--- start The records ---
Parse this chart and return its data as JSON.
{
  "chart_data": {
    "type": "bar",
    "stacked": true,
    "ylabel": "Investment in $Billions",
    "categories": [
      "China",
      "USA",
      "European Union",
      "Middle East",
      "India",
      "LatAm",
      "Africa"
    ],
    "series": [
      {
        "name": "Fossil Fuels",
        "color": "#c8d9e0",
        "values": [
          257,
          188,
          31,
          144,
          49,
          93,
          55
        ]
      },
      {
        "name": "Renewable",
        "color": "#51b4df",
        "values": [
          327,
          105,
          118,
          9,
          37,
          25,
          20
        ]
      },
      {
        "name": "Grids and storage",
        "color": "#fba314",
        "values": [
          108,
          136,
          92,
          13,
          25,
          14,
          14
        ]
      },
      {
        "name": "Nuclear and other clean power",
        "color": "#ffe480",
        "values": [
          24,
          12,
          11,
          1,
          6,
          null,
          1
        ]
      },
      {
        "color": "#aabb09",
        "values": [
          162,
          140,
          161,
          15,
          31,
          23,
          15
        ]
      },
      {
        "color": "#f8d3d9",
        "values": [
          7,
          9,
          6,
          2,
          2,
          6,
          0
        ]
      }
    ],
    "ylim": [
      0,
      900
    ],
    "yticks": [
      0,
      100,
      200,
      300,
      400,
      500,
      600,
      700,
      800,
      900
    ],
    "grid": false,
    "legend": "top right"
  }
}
--- end The records ---
--- start The records ---
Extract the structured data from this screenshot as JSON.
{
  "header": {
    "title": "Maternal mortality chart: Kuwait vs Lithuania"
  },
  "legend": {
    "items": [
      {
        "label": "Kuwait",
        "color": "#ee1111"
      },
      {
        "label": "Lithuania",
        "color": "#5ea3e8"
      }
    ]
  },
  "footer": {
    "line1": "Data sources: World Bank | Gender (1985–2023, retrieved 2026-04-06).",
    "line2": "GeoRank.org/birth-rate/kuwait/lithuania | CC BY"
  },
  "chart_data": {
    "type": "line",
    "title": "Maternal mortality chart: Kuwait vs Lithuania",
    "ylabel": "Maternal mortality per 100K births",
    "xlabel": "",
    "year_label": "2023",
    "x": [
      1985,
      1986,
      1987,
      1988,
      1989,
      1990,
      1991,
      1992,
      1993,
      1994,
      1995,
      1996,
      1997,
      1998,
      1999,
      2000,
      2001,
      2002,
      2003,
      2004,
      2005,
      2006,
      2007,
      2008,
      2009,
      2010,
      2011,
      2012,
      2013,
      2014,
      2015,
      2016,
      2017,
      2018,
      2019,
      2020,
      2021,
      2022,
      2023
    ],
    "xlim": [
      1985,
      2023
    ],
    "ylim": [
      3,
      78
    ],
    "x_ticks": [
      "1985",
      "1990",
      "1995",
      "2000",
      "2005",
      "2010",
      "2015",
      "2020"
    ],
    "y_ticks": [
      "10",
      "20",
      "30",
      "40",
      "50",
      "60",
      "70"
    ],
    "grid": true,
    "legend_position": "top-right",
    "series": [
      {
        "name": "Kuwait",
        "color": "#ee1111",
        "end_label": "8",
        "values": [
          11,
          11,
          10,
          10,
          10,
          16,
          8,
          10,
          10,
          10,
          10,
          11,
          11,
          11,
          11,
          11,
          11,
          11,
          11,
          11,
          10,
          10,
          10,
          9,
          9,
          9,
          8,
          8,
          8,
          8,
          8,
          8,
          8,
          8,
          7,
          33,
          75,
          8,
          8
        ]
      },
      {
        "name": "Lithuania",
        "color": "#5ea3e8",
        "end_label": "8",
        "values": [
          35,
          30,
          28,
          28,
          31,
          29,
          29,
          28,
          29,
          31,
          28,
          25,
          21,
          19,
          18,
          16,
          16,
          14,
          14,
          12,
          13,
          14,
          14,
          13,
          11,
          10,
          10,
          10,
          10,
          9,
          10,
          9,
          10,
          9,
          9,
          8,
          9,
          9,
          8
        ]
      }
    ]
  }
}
--- end The records ---
§ **Given request**
Looking at the entries above, state how many lines contain "right"; give the number alone.

§ **Solution to the exercise**
2